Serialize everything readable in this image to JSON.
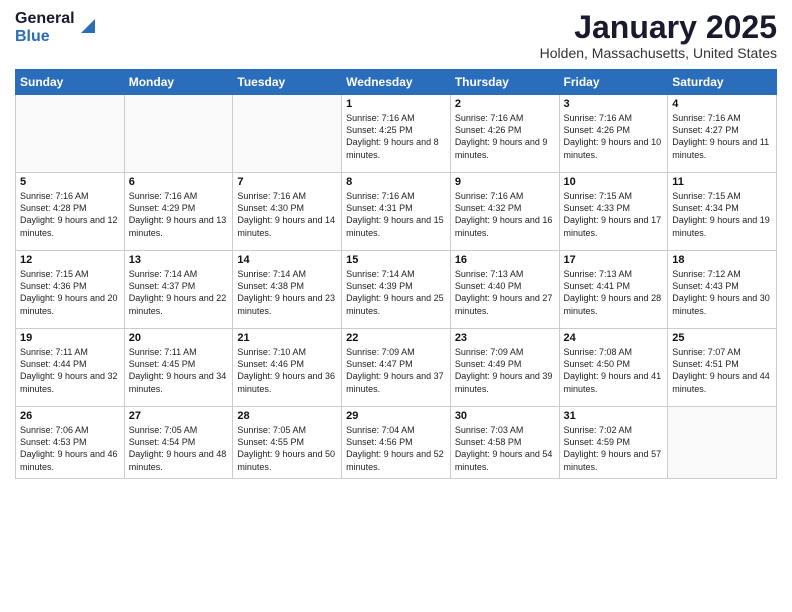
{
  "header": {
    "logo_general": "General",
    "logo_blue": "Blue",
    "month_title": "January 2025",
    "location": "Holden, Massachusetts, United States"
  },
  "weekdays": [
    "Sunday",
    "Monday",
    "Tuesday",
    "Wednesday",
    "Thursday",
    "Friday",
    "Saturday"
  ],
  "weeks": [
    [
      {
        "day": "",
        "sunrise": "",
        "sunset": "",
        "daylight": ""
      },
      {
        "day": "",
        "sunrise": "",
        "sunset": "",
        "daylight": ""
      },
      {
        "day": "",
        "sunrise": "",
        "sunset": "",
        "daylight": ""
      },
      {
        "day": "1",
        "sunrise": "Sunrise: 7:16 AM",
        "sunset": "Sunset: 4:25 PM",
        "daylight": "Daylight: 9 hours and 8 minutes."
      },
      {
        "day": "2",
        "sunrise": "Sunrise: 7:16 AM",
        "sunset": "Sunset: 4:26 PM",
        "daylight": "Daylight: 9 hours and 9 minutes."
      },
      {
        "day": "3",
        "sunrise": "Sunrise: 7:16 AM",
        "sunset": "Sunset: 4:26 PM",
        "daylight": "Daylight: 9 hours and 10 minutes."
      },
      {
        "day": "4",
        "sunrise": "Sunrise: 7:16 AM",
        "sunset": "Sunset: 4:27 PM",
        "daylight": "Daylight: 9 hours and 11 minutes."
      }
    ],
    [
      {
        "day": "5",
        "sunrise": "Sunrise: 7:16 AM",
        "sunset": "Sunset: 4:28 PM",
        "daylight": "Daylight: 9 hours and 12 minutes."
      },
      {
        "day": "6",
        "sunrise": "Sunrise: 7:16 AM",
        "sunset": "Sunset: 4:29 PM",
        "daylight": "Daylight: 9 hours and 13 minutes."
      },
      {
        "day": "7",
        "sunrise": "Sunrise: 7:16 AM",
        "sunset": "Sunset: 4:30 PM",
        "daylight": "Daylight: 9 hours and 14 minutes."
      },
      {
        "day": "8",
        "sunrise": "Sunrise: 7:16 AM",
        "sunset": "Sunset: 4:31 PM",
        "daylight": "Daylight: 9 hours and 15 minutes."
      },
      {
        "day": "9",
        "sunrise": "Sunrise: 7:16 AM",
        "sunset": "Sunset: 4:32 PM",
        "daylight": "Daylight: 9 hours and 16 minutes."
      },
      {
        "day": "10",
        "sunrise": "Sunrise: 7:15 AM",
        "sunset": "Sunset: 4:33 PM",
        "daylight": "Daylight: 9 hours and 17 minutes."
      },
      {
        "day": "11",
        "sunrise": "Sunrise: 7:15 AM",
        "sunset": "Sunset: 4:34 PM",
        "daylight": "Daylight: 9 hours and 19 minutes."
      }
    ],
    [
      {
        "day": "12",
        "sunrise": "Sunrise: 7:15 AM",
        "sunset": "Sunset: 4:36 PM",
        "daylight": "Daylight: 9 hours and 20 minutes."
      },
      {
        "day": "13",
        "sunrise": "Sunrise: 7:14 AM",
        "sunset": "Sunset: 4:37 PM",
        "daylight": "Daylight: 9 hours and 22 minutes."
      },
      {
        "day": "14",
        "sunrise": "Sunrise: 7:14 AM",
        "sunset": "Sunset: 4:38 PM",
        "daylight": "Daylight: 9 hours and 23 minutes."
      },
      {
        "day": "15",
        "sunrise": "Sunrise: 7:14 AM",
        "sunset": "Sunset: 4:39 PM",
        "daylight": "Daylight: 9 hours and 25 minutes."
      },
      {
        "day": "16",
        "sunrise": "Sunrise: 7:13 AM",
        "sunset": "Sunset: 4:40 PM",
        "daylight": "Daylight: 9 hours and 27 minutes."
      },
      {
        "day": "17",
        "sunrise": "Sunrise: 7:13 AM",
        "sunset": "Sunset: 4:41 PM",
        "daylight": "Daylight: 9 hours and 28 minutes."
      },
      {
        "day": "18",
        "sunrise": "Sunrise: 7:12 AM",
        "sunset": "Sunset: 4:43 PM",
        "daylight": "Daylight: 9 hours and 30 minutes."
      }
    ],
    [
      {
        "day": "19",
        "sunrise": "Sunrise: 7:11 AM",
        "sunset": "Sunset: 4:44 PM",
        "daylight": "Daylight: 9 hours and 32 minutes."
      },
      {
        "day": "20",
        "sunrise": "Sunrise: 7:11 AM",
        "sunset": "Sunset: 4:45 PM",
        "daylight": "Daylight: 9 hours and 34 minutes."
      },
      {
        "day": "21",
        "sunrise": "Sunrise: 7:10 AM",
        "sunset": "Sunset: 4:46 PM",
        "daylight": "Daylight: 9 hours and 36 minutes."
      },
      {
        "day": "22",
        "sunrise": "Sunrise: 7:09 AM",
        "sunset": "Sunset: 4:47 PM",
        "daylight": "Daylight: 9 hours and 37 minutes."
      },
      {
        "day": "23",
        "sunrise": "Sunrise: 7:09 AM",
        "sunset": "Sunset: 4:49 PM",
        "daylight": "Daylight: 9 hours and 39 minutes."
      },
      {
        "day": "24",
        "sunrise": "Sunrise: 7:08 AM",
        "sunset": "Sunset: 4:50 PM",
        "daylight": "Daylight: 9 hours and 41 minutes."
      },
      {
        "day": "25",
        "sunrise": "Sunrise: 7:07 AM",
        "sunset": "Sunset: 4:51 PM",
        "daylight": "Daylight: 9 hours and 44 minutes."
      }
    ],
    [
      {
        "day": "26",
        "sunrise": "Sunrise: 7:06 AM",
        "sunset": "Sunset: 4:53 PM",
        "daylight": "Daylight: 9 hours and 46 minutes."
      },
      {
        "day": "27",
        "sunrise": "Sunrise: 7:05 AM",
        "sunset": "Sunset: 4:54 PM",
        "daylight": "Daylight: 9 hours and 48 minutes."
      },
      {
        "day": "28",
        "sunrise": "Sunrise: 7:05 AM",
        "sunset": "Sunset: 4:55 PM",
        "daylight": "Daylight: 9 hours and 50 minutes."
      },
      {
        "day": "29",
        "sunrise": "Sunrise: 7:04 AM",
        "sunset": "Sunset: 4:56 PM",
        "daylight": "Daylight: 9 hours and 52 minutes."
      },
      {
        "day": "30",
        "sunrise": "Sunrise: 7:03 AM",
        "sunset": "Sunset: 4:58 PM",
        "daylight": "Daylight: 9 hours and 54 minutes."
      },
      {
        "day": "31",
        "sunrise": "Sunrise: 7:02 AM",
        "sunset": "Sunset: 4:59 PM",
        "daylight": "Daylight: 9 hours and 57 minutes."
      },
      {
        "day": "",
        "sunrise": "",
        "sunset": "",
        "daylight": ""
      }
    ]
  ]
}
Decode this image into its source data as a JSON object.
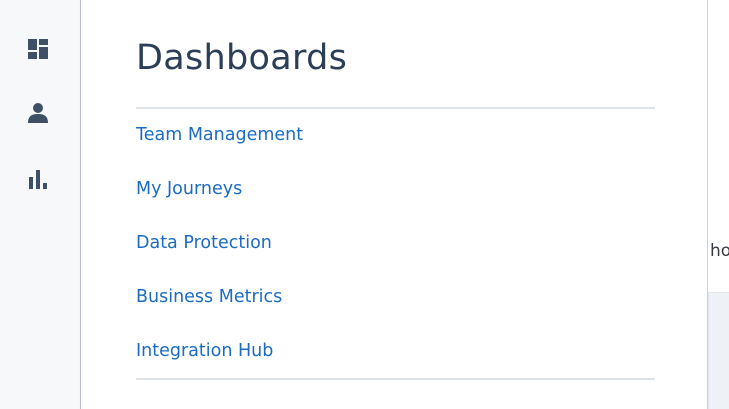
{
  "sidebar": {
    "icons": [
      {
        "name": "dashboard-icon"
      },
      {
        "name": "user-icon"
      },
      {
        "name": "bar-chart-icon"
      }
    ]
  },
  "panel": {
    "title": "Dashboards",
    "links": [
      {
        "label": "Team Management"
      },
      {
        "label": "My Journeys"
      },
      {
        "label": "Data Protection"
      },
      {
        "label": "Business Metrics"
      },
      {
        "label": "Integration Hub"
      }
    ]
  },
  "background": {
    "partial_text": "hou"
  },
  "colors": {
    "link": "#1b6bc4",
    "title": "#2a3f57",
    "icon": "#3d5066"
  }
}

# # # # # # #

**Short problem**:
Without including any pictures, print all of the material exactly as given.

**Answer to this problem**:
Serialize everything readable in this image to JSON.
{
  "header": {
    "logo_general": "General",
    "logo_blue": "Blue",
    "month_title": "January 2025",
    "location": "Holden, Massachusetts, United States"
  },
  "weekdays": [
    "Sunday",
    "Monday",
    "Tuesday",
    "Wednesday",
    "Thursday",
    "Friday",
    "Saturday"
  ],
  "weeks": [
    [
      {
        "day": "",
        "sunrise": "",
        "sunset": "",
        "daylight": ""
      },
      {
        "day": "",
        "sunrise": "",
        "sunset": "",
        "daylight": ""
      },
      {
        "day": "",
        "sunrise": "",
        "sunset": "",
        "daylight": ""
      },
      {
        "day": "1",
        "sunrise": "Sunrise: 7:16 AM",
        "sunset": "Sunset: 4:25 PM",
        "daylight": "Daylight: 9 hours and 8 minutes."
      },
      {
        "day": "2",
        "sunrise": "Sunrise: 7:16 AM",
        "sunset": "Sunset: 4:26 PM",
        "daylight": "Daylight: 9 hours and 9 minutes."
      },
      {
        "day": "3",
        "sunrise": "Sunrise: 7:16 AM",
        "sunset": "Sunset: 4:26 PM",
        "daylight": "Daylight: 9 hours and 10 minutes."
      },
      {
        "day": "4",
        "sunrise": "Sunrise: 7:16 AM",
        "sunset": "Sunset: 4:27 PM",
        "daylight": "Daylight: 9 hours and 11 minutes."
      }
    ],
    [
      {
        "day": "5",
        "sunrise": "Sunrise: 7:16 AM",
        "sunset": "Sunset: 4:28 PM",
        "daylight": "Daylight: 9 hours and 12 minutes."
      },
      {
        "day": "6",
        "sunrise": "Sunrise: 7:16 AM",
        "sunset": "Sunset: 4:29 PM",
        "daylight": "Daylight: 9 hours and 13 minutes."
      },
      {
        "day": "7",
        "sunrise": "Sunrise: 7:16 AM",
        "sunset": "Sunset: 4:30 PM",
        "daylight": "Daylight: 9 hours and 14 minutes."
      },
      {
        "day": "8",
        "sunrise": "Sunrise: 7:16 AM",
        "sunset": "Sunset: 4:31 PM",
        "daylight": "Daylight: 9 hours and 15 minutes."
      },
      {
        "day": "9",
        "sunrise": "Sunrise: 7:16 AM",
        "sunset": "Sunset: 4:32 PM",
        "daylight": "Daylight: 9 hours and 16 minutes."
      },
      {
        "day": "10",
        "sunrise": "Sunrise: 7:15 AM",
        "sunset": "Sunset: 4:33 PM",
        "daylight": "Daylight: 9 hours and 17 minutes."
      },
      {
        "day": "11",
        "sunrise": "Sunrise: 7:15 AM",
        "sunset": "Sunset: 4:34 PM",
        "daylight": "Daylight: 9 hours and 19 minutes."
      }
    ],
    [
      {
        "day": "12",
        "sunrise": "Sunrise: 7:15 AM",
        "sunset": "Sunset: 4:36 PM",
        "daylight": "Daylight: 9 hours and 20 minutes."
      },
      {
        "day": "13",
        "sunrise": "Sunrise: 7:14 AM",
        "sunset": "Sunset: 4:37 PM",
        "daylight": "Daylight: 9 hours and 22 minutes."
      },
      {
        "day": "14",
        "sunrise": "Sunrise: 7:14 AM",
        "sunset": "Sunset: 4:38 PM",
        "daylight": "Daylight: 9 hours and 23 minutes."
      },
      {
        "day": "15",
        "sunrise": "Sunrise: 7:14 AM",
        "sunset": "Sunset: 4:39 PM",
        "daylight": "Daylight: 9 hours and 25 minutes."
      },
      {
        "day": "16",
        "sunrise": "Sunrise: 7:13 AM",
        "sunset": "Sunset: 4:40 PM",
        "daylight": "Daylight: 9 hours and 27 minutes."
      },
      {
        "day": "17",
        "sunrise": "Sunrise: 7:13 AM",
        "sunset": "Sunset: 4:41 PM",
        "daylight": "Daylight: 9 hours and 28 minutes."
      },
      {
        "day": "18",
        "sunrise": "Sunrise: 7:12 AM",
        "sunset": "Sunset: 4:43 PM",
        "daylight": "Daylight: 9 hours and 30 minutes."
      }
    ],
    [
      {
        "day": "19",
        "sunrise": "Sunrise: 7:11 AM",
        "sunset": "Sunset: 4:44 PM",
        "daylight": "Daylight: 9 hours and 32 minutes."
      },
      {
        "day": "20",
        "sunrise": "Sunrise: 7:11 AM",
        "sunset": "Sunset: 4:45 PM",
        "daylight": "Daylight: 9 hours and 34 minutes."
      },
      {
        "day": "21",
        "sunrise": "Sunrise: 7:10 AM",
        "sunset": "Sunset: 4:46 PM",
        "daylight": "Daylight: 9 hours and 36 minutes."
      },
      {
        "day": "22",
        "sunrise": "Sunrise: 7:09 AM",
        "sunset": "Sunset: 4:47 PM",
        "daylight": "Daylight: 9 hours and 37 minutes."
      },
      {
        "day": "23",
        "sunrise": "Sunrise: 7:09 AM",
        "sunset": "Sunset: 4:49 PM",
        "daylight": "Daylight: 9 hours and 39 minutes."
      },
      {
        "day": "24",
        "sunrise": "Sunrise: 7:08 AM",
        "sunset": "Sunset: 4:50 PM",
        "daylight": "Daylight: 9 hours and 41 minutes."
      },
      {
        "day": "25",
        "sunrise": "Sunrise: 7:07 AM",
        "sunset": "Sunset: 4:51 PM",
        "daylight": "Daylight: 9 hours and 44 minutes."
      }
    ],
    [
      {
        "day": "26",
        "sunrise": "Sunrise: 7:06 AM",
        "sunset": "Sunset: 4:53 PM",
        "daylight": "Daylight: 9 hours and 46 minutes."
      },
      {
        "day": "27",
        "sunrise": "Sunrise: 7:05 AM",
        "sunset": "Sunset: 4:54 PM",
        "daylight": "Daylight: 9 hours and 48 minutes."
      },
      {
        "day": "28",
        "sunrise": "Sunrise: 7:05 AM",
        "sunset": "Sunset: 4:55 PM",
        "daylight": "Daylight: 9 hours and 50 minutes."
      },
      {
        "day": "29",
        "sunrise": "Sunrise: 7:04 AM",
        "sunset": "Sunset: 4:56 PM",
        "daylight": "Daylight: 9 hours and 52 minutes."
      },
      {
        "day": "30",
        "sunrise": "Sunrise: 7:03 AM",
        "sunset": "Sunset: 4:58 PM",
        "daylight": "Daylight: 9 hours and 54 minutes."
      },
      {
        "day": "31",
        "sunrise": "Sunrise: 7:02 AM",
        "sunset": "Sunset: 4:59 PM",
        "daylight": "Daylight: 9 hours and 57 minutes."
      },
      {
        "day": "",
        "sunrise": "",
        "sunset": "",
        "daylight": ""
      }
    ]
  ]
}
Decode this image into its source data as a JSON object.
{
  "sidebar": {
    "icons": [
      {
        "name": "dashboard-icon"
      },
      {
        "name": "user-icon"
      },
      {
        "name": "bar-chart-icon"
      }
    ]
  },
  "panel": {
    "title": "Dashboards",
    "links": [
      {
        "label": "Team Management"
      },
      {
        "label": "My Journeys"
      },
      {
        "label": "Data Protection"
      },
      {
        "label": "Business Metrics"
      },
      {
        "label": "Integration Hub"
      }
    ]
  },
  "background": {
    "partial_text": "hou"
  },
  "colors": {
    "link": "#1b6bc4",
    "title": "#2a3f57",
    "icon": "#3d5066"
  }
}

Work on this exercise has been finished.